▶ _REQUIRED WORK_:
Print out the material that follows word for word.

(Dataset entries)

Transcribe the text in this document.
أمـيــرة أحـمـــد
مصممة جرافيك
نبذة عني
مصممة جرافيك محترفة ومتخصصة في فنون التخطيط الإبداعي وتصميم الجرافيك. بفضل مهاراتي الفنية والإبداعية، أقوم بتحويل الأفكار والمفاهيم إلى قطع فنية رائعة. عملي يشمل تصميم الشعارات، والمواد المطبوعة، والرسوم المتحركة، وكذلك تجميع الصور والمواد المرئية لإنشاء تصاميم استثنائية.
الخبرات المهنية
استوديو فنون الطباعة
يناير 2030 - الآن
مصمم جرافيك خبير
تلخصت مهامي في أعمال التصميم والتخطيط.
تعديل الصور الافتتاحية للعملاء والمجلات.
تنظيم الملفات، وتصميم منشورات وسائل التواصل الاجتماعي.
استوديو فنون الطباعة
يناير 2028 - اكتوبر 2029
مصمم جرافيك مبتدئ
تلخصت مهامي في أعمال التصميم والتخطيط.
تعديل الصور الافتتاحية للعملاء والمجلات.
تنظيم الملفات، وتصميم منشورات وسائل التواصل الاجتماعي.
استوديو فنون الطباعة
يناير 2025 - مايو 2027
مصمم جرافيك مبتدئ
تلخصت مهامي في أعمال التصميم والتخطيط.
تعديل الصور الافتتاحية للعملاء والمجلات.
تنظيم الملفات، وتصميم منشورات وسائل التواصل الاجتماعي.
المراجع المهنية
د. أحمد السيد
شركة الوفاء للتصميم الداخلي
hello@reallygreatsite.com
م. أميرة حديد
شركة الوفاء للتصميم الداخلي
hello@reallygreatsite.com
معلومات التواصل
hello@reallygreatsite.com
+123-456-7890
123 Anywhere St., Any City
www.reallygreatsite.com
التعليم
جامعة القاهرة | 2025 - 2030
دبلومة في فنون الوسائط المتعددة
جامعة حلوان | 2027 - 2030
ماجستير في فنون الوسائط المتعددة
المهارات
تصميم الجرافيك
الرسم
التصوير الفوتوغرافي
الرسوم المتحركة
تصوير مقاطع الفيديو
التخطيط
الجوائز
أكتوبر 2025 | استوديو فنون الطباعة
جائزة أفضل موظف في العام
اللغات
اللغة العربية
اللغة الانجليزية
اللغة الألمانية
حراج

▶ _REPLY_:
Transcribe the text in this document.
أمـيــرة أحـمـــد
مصممة جرافيك
نبذة عني
مصممة جرافيك محترفة ومتخصصة في فنون التخطيط الإبداعي وتصميم الجرافيك. بفضل مهاراتي الفنية والإبداعية، أقوم بتحويل الأفكار والمفاهيم إلى قطع فنية رائعة. عملي يشمل تصميم الشعارات، والمواد المطبوعة، والرسوم المتحركة، وكذلك تجميع الصور والمواد المرئية لإنشاء تصاميم استثنائية.
الخبرات المهنية
استوديو فنون الطباعة
يناير 2030 - الآن
مصمم جرافيك خبير
تلخصت مهامي في أعمال التصميم والتخطيط.
تعديل الصور الافتتاحية للعملاء والمجلات.
تنظيم الملفات، وتصميم منشورات وسائل التواصل الاجتماعي.
استوديو فنون الطباعة
يناير 2028 - اكتوبر 2029
مصمم جرافيك مبتدئ
تلخصت مهامي في أعمال التصميم والتخطيط.
تعديل الصور الافتتاحية للعملاء والمجلات.
تنظيم الملفات، وتصميم منشورات وسائل التواصل الاجتماعي.
استوديو فنون الطباعة
يناير 2025 - مايو 2027
مصمم جرافيك مبتدئ
تلخصت مهامي في أعمال التصميم والتخطيط.
تعديل الصور الافتتاحية للعملاء والمجلات.
تنظيم الملفات، وتصميم منشورات وسائل التواصل الاجتماعي.
المراجع المهنية
د. أحمد السيد
شركة الوفاء للتصميم الداخلي
hello@reallygreatsite.com
م. أميرة حديد
شركة الوفاء للتصميم الداخلي
hello@reallygreatsite.com
معلومات التواصل
hello@reallygreatsite.com
+123-456-7890
123 Anywhere St., Any City
www.reallygreatsite.com
التعليم
جامعة القاهرة | 2025 - 2030
دبلومة في فنون الوسائط المتعددة
جامعة حلوان | 2027 - 2030
ماجستير في فنون الوسائط المتعددة
المهارات
تصميم الجرافيك
الرسم
التصوير الفوتوغرافي
الرسوم المتحركة
تصوير مقاطع الفيديو
التخطيط
الجوائز
أكتوبر 2025 | استوديو فنون الطباعة
جائزة أفضل موظف في العام
اللغات
اللغة العربية
اللغة الانجليزية
اللغة الألمانية
حراج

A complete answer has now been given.